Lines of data
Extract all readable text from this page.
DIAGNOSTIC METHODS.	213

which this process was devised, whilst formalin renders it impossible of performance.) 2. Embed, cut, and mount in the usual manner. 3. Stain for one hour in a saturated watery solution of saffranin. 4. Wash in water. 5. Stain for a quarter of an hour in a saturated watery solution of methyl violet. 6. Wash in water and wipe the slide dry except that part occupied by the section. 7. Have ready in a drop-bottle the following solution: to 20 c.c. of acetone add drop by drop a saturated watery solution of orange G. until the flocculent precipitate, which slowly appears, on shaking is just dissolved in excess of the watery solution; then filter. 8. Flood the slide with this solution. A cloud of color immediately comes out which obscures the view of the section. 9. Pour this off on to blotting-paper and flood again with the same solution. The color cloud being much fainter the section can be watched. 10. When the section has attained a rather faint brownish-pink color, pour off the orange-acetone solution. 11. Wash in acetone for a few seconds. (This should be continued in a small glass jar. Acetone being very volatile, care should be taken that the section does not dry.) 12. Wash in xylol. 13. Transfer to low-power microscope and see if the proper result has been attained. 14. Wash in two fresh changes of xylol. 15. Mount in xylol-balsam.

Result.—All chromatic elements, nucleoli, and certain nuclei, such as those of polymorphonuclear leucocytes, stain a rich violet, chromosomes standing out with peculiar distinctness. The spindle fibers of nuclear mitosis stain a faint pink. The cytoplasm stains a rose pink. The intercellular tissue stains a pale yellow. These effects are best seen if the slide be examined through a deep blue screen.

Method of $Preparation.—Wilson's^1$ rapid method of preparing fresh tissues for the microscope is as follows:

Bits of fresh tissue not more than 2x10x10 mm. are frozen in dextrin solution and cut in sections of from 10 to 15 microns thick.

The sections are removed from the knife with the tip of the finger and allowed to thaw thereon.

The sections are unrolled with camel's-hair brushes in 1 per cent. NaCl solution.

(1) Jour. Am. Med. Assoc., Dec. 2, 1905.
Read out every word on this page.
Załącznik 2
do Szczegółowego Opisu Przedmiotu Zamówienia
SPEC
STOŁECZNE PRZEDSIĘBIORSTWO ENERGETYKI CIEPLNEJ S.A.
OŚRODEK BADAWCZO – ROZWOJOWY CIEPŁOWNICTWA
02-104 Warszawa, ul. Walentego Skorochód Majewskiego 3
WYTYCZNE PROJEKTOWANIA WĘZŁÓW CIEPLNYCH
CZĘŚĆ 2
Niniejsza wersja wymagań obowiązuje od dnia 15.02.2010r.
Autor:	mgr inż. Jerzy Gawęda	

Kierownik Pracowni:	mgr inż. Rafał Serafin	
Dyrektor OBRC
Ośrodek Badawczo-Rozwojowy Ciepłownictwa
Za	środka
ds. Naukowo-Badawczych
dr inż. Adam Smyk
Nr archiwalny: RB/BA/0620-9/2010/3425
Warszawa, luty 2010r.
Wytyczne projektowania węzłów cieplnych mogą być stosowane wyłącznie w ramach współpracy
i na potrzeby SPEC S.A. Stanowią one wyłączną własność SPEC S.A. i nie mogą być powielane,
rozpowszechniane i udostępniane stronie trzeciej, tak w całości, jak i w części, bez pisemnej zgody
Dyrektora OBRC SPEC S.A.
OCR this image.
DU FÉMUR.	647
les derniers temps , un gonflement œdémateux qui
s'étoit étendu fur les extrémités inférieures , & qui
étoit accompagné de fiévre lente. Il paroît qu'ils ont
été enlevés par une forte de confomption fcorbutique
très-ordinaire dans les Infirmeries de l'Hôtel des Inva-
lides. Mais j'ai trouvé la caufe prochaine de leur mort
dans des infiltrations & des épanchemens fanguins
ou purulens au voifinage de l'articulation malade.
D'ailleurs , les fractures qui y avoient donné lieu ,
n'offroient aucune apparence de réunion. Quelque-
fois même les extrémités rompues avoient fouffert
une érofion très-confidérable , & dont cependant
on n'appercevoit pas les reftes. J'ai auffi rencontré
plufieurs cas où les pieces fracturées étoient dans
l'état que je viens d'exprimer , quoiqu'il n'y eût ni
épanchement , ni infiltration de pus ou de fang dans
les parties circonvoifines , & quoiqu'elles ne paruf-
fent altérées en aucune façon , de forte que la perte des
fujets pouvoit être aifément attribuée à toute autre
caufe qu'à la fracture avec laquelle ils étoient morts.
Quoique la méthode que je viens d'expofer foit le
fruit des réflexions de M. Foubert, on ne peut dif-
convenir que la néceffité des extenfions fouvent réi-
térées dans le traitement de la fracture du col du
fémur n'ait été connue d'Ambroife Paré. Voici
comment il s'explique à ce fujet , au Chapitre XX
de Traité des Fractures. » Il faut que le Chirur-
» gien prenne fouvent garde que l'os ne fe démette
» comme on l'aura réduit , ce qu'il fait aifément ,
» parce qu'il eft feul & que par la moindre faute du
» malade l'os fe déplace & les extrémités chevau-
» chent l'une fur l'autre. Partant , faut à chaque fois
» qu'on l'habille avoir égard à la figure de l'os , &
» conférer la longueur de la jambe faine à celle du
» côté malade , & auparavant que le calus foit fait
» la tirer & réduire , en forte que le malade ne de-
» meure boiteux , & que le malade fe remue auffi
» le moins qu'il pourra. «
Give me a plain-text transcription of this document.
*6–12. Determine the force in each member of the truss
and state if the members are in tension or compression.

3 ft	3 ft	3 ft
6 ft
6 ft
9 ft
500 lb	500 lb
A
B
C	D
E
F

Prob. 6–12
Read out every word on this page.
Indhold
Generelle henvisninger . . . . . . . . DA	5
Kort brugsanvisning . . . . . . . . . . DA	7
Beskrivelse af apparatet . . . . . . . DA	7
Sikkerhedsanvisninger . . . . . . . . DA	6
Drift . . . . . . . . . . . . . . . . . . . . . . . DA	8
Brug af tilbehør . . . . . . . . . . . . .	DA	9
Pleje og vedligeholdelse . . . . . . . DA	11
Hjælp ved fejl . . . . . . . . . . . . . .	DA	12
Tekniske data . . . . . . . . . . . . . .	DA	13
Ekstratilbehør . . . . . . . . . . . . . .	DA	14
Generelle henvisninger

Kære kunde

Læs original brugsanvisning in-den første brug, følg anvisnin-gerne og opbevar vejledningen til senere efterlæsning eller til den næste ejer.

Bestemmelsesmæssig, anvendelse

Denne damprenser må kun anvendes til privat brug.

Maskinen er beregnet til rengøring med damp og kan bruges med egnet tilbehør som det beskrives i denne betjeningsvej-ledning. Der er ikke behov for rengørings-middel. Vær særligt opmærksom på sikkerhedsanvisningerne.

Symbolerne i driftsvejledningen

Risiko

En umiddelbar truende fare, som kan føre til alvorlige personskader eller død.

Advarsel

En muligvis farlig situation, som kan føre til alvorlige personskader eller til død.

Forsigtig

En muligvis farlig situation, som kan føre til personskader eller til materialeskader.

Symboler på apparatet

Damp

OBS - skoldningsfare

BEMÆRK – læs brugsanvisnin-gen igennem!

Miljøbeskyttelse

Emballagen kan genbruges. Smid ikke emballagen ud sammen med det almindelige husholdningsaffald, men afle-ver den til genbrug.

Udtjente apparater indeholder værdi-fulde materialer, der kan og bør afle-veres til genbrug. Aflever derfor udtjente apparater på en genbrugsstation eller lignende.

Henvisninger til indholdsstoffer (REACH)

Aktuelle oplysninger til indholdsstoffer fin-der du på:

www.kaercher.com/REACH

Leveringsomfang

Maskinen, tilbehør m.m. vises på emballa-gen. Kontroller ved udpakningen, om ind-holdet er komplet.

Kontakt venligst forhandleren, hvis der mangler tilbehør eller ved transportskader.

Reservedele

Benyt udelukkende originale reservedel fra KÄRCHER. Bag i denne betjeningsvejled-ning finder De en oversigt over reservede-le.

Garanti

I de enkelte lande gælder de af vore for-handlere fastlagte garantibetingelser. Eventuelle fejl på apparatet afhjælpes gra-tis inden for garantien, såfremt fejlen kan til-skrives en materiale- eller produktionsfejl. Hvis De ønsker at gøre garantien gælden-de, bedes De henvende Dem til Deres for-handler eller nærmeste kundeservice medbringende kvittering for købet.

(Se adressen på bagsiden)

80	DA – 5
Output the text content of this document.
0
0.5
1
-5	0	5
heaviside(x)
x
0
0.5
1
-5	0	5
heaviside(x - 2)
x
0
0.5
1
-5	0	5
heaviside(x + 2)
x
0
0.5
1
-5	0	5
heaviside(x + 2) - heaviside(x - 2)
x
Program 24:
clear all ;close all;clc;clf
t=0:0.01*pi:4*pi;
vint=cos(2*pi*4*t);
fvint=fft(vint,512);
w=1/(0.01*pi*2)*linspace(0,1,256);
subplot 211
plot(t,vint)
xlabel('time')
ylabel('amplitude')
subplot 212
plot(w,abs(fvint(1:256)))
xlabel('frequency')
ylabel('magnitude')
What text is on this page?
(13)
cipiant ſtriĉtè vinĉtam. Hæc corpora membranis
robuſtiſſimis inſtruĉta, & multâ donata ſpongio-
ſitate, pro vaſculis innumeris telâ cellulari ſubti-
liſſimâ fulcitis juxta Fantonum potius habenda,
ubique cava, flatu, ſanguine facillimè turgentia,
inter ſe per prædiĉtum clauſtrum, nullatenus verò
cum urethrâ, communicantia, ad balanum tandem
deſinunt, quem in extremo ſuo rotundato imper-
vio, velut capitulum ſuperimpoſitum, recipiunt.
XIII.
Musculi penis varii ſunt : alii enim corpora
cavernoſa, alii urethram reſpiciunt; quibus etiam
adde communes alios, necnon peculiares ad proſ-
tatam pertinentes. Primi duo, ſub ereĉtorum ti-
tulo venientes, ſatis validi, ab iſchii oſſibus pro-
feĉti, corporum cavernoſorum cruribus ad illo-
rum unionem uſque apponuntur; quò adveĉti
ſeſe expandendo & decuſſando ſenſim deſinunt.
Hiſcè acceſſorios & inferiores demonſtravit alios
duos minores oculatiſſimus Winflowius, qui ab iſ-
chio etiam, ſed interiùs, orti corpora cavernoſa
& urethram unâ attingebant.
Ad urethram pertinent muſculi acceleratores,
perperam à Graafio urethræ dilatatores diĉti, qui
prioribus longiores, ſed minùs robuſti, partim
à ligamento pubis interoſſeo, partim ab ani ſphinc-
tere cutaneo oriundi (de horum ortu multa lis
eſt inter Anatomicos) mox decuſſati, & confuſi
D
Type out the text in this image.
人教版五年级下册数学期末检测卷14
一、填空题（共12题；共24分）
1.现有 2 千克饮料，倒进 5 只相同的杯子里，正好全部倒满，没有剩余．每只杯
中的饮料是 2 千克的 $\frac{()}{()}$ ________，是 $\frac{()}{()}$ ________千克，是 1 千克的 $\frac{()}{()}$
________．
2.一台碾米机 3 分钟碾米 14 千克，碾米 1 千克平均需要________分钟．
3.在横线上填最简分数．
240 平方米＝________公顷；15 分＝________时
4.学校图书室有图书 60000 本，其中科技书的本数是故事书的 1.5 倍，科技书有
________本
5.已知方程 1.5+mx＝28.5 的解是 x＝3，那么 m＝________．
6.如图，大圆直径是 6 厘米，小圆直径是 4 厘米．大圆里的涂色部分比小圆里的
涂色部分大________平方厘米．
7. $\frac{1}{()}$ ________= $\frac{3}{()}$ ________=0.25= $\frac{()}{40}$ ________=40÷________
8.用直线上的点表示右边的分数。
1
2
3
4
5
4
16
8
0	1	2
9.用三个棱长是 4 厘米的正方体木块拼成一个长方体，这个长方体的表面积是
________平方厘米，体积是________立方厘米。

> [Aim]: In the records shown above, how many lines include the word "alvorlige"? Answer with the number only.

> [Solution to the problem]: 2